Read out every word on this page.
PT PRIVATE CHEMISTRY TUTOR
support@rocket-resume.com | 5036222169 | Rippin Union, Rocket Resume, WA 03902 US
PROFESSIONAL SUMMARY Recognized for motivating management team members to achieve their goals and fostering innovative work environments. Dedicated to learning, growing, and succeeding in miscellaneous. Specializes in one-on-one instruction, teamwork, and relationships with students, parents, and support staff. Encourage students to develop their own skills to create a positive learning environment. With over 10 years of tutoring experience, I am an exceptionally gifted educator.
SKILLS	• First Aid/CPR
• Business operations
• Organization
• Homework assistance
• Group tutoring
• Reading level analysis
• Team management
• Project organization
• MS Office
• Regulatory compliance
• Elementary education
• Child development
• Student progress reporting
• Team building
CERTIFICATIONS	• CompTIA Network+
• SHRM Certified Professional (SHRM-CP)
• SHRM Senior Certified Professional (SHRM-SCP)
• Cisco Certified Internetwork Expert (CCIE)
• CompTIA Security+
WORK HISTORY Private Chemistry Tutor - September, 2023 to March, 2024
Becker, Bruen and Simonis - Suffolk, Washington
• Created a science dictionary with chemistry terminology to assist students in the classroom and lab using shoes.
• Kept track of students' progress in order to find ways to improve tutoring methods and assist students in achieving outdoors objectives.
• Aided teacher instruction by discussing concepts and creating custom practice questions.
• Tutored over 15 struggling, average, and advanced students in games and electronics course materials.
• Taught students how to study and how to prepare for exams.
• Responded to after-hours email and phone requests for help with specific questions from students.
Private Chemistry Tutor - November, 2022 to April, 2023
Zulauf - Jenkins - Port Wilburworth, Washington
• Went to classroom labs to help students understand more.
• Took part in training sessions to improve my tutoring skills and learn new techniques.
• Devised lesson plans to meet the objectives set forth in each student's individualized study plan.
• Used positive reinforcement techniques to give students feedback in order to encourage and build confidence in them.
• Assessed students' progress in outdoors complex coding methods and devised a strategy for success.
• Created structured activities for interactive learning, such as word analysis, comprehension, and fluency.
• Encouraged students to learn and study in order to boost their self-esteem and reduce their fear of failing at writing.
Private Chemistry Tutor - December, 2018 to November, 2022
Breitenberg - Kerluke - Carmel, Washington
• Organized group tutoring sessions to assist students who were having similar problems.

■ Exercise description:
Return every record, word for word.

■ Result for this task:
Read out every word on this page.
PT PRIVATE CHEMISTRY TUTOR
support@rocket-resume.com | 5036222169 | Rippin Union, Rocket Resume, WA 03902 US
PROFESSIONAL SUMMARY Recognized for motivating management team members to achieve their goals and fostering innovative work environments. Dedicated to learning, growing, and succeeding in miscellaneous. Specializes in one-on-one instruction, teamwork, and relationships with students, parents, and support staff. Encourage students to develop their own skills to create a positive learning environment. With over 10 years of tutoring experience, I am an exceptionally gifted educator.
SKILLS	• First Aid/CPR
• Business operations
• Organization
• Homework assistance
• Group tutoring
• Reading level analysis
• Team management
• Project organization
• MS Office
• Regulatory compliance
• Elementary education
• Child development
• Student progress reporting
• Team building
CERTIFICATIONS	• CompTIA Network+
• SHRM Certified Professional (SHRM-CP)
• SHRM Senior Certified Professional (SHRM-SCP)
• Cisco Certified Internetwork Expert (CCIE)
• CompTIA Security+
WORK HISTORY Private Chemistry Tutor - September, 2023 to March, 2024
Becker, Bruen and Simonis - Suffolk, Washington
• Created a science dictionary with chemistry terminology to assist students in the classroom and lab using shoes.
• Kept track of students' progress in order to find ways to improve tutoring methods and assist students in achieving outdoors objectives.
• Aided teacher instruction by discussing concepts and creating custom practice questions.
• Tutored over 15 struggling, average, and advanced students in games and electronics course materials.
• Taught students how to study and how to prepare for exams.
• Responded to after-hours email and phone requests for help with specific questions from students.
Private Chemistry Tutor - November, 2022 to April, 2023
Zulauf - Jenkins - Port Wilburworth, Washington
• Went to classroom labs to help students understand more.
• Took part in training sessions to improve my tutoring skills and learn new techniques.
• Devised lesson plans to meet the objectives set forth in each student's individualized study plan.
• Used positive reinforcement techniques to give students feedback in order to encourage and build confidence in them.
• Assessed students' progress in outdoors complex coding methods and devised a strategy for success.
• Created structured activities for interactive learning, such as word analysis, comprehension, and fluency.
• Encouraged students to learn and study in order to boost their self-esteem and reduce their fear of failing at writing.
Private Chemistry Tutor - December, 2018 to November, 2022
Breitenberg - Kerluke - Carmel, Washington
• Organized group tutoring sessions to assist students who were having similar problems.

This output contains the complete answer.